= STATED GOAL =
Return every line of the material exactly.
START INFORMATION GIVEN
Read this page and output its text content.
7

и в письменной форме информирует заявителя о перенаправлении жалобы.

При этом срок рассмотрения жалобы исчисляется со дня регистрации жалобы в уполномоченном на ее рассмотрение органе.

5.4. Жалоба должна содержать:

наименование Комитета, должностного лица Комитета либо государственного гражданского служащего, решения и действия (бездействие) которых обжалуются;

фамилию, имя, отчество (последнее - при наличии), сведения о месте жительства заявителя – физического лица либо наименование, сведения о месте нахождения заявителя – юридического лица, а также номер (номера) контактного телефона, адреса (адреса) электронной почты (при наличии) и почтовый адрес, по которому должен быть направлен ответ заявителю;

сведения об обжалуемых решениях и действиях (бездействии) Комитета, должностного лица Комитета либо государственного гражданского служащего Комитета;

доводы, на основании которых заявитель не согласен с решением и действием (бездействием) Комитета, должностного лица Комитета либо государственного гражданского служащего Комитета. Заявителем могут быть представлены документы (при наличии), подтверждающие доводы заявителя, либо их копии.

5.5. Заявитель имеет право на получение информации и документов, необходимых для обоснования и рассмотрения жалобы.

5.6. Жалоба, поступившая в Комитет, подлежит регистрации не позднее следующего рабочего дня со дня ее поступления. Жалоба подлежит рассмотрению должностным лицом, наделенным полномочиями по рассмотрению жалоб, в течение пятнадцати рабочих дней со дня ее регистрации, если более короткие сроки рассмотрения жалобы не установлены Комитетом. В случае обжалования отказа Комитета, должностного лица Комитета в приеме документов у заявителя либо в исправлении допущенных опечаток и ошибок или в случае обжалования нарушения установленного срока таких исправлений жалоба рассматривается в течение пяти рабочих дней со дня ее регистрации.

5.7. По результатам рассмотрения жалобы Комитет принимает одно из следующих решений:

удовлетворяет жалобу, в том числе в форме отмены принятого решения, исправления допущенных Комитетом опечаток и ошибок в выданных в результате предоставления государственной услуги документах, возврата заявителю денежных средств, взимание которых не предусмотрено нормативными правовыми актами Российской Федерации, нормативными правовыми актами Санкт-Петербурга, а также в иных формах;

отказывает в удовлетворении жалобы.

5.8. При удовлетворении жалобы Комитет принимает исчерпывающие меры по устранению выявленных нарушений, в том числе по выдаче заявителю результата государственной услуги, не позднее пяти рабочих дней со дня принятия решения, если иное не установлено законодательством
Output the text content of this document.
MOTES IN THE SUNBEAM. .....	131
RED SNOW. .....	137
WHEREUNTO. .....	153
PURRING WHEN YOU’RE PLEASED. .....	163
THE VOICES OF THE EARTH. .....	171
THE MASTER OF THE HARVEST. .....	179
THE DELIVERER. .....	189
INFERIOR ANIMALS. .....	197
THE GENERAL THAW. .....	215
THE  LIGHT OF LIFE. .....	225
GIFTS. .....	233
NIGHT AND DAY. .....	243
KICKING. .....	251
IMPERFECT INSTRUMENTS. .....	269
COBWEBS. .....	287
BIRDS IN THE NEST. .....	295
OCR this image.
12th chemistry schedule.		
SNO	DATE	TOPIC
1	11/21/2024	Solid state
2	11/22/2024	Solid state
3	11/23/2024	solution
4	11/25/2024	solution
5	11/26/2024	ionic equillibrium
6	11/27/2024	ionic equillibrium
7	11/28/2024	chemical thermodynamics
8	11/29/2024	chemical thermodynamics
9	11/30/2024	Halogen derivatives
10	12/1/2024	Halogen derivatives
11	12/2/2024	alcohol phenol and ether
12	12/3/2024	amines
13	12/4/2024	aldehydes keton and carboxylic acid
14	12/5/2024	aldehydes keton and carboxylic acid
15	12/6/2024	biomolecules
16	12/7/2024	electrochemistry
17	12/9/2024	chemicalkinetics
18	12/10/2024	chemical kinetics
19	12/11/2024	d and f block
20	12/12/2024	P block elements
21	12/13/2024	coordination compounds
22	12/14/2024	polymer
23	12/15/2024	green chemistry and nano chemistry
END INFORMATION GIVEN
= RESULT OF THIS TASK =
Read this page and output its text content.
7

и в письменной форме информирует заявителя о перенаправлении жалобы.

При этом срок рассмотрения жалобы исчисляется со дня регистрации жалобы в уполномоченном на ее рассмотрение органе.

5.4. Жалоба должна содержать:

наименование Комитета, должностного лица Комитета либо государственного гражданского служащего, решения и действия (бездействие) которых обжалуются;

фамилию, имя, отчество (последнее - при наличии), сведения о месте жительства заявителя – физического лица либо наименование, сведения о месте нахождения заявителя – юридического лица, а также номер (номера) контактного телефона, адреса (адреса) электронной почты (при наличии) и почтовый адрес, по которому должен быть направлен ответ заявителю;

сведения об обжалуемых решениях и действиях (бездействии) Комитета, должностного лица Комитета либо государственного гражданского служащего Комитета;

доводы, на основании которых заявитель не согласен с решением и действием (бездействием) Комитета, должностного лица Комитета либо государственного гражданского служащего Комитета. Заявителем могут быть представлены документы (при наличии), подтверждающие доводы заявителя, либо их копии.

5.5. Заявитель имеет право на получение информации и документов, необходимых для обоснования и рассмотрения жалобы.

5.6. Жалоба, поступившая в Комитет, подлежит регистрации не позднее следующего рабочего дня со дня ее поступления. Жалоба подлежит рассмотрению должностным лицом, наделенным полномочиями по рассмотрению жалоб, в течение пятнадцати рабочих дней со дня ее регистрации, если более короткие сроки рассмотрения жалобы не установлены Комитетом. В случае обжалования отказа Комитета, должностного лица Комитета в приеме документов у заявителя либо в исправлении допущенных опечаток и ошибок или в случае обжалования нарушения установленного срока таких исправлений жалоба рассматривается в течение пяти рабочих дней со дня ее регистрации.

5.7. По результатам рассмотрения жалобы Комитет принимает одно из следующих решений:

удовлетворяет жалобу, в том числе в форме отмены принятого решения, исправления допущенных Комитетом опечаток и ошибок в выданных в результате предоставления государственной услуги документах, возврата заявителю денежных средств, взимание которых не предусмотрено нормативными правовыми актами Российской Федерации, нормативными правовыми актами Санкт-Петербурга, а также в иных формах;

отказывает в удовлетворении жалобы.

5.8. При удовлетворении жалобы Комитет принимает исчерпывающие меры по устранению выявленных нарушений, в том числе по выдаче заявителю результата государственной услуги, не позднее пяти рабочих дней со дня принятия решения, если иное не установлено законодательством
Output the text content of this document.
MOTES IN THE SUNBEAM. .....	131
RED SNOW. .....	137
WHEREUNTO. .....	153
PURRING WHEN YOU’RE PLEASED. .....	163
THE VOICES OF THE EARTH. .....	171
THE MASTER OF THE HARVEST. .....	179
THE DELIVERER. .....	189
INFERIOR ANIMALS. .....	197
THE GENERAL THAW. .....	215
THE  LIGHT OF LIFE. .....	225
GIFTS. .....	233
NIGHT AND DAY. .....	243
KICKING. .....	251
IMPERFECT INSTRUMENTS. .....	269
COBWEBS. .....	287
BIRDS IN THE NEST. .....	295
OCR this image.
12th chemistry schedule.		
SNO	DATE	TOPIC
1	11/21/2024	Solid state
2	11/22/2024	Solid state
3	11/23/2024	solution
4	11/25/2024	solution
5	11/26/2024	ionic equillibrium
6	11/27/2024	ionic equillibrium
7	11/28/2024	chemical thermodynamics
8	11/29/2024	chemical thermodynamics
9	11/30/2024	Halogen derivatives
10	12/1/2024	Halogen derivatives
11	12/2/2024	alcohol phenol and ether
12	12/3/2024	amines
13	12/4/2024	aldehydes keton and carboxylic acid
14	12/5/2024	aldehydes keton and carboxylic acid
15	12/6/2024	biomolecules
16	12/7/2024	electrochemistry
17	12/9/2024	chemicalkinetics
18	12/10/2024	chemical kinetics
19	12/11/2024	d and f block
20	12/12/2024	P block elements
21	12/13/2024	coordination compounds
22	12/14/2024	polymer
23	12/15/2024	green chemistry and nano chemistry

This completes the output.